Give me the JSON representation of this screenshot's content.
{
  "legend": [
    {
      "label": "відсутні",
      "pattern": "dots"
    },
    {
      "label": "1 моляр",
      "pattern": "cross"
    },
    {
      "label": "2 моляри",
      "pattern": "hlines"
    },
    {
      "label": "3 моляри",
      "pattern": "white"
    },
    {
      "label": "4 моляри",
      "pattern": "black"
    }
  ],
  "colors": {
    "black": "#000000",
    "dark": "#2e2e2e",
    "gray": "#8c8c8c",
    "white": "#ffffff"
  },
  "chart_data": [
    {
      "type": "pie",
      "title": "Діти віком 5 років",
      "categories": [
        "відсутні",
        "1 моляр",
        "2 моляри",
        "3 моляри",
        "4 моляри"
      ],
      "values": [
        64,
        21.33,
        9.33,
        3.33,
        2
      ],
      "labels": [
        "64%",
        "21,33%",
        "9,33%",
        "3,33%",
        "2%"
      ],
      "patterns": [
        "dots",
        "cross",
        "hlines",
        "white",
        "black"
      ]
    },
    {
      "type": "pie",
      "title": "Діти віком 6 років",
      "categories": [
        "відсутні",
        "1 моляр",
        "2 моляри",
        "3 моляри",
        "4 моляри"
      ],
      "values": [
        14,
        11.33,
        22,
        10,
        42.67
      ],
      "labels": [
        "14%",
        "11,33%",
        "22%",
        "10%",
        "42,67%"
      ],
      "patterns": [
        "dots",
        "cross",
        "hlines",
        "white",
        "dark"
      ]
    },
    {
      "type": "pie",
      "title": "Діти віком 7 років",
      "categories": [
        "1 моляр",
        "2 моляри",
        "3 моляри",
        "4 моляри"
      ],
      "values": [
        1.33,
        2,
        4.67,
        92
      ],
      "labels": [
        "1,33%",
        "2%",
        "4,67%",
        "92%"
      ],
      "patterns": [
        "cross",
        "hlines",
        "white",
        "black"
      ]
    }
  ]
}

_ _ _ _ _ _ _

• WHAT YOU ARE ASKED TO DO: Every record above should be output exactly.

• REPLY:
Give me the JSON representation of this screenshot's content.
{
  "legend": [
    {
      "label": "відсутні",
      "pattern": "dots"
    },
    {
      "label": "1 моляр",
      "pattern": "cross"
    },
    {
      "label": "2 моляри",
      "pattern": "hlines"
    },
    {
      "label": "3 моляри",
      "pattern": "white"
    },
    {
      "label": "4 моляри",
      "pattern": "black"
    }
  ],
  "colors": {
    "black": "#000000",
    "dark": "#2e2e2e",
    "gray": "#8c8c8c",
    "white": "#ffffff"
  },
  "chart_data": [
    {
      "type": "pie",
      "title": "Діти віком 5 років",
      "categories": [
        "відсутні",
        "1 моляр",
        "2 моляри",
        "3 моляри",
        "4 моляри"
      ],
      "values": [
        64,
        21.33,
        9.33,
        3.33,
        2
      ],
      "labels": [
        "64%",
        "21,33%",
        "9,33%",
        "3,33%",
        "2%"
      ],
      "patterns": [
        "dots",
        "cross",
        "hlines",
        "white",
        "black"
      ]
    },
    {
      "type": "pie",
      "title": "Діти віком 6 років",
      "categories": [
        "відсутні",
        "1 моляр",
        "2 моляри",
        "3 моляри",
        "4 моляри"
      ],
      "values": [
        14,
        11.33,
        22,
        10,
        42.67
      ],
      "labels": [
        "14%",
        "11,33%",
        "22%",
        "10%",
        "42,67%"
      ],
      "patterns": [
        "dots",
        "cross",
        "hlines",
        "white",
        "dark"
      ]
    },
    {
      "type": "pie",
      "title": "Діти віком 7 років",
      "categories": [
        "1 моляр",
        "2 моляри",
        "3 моляри",
        "4 моляри"
      ],
      "values": [
        1.33,
        2,
        4.67,
        92
      ],
      "labels": [
        "1,33%",
        "2%",
        "4,67%",
        "92%"
      ],
      "patterns": [
        "cross",
        "hlines",
        "white",
        "black"
      ]
    }
  ]
}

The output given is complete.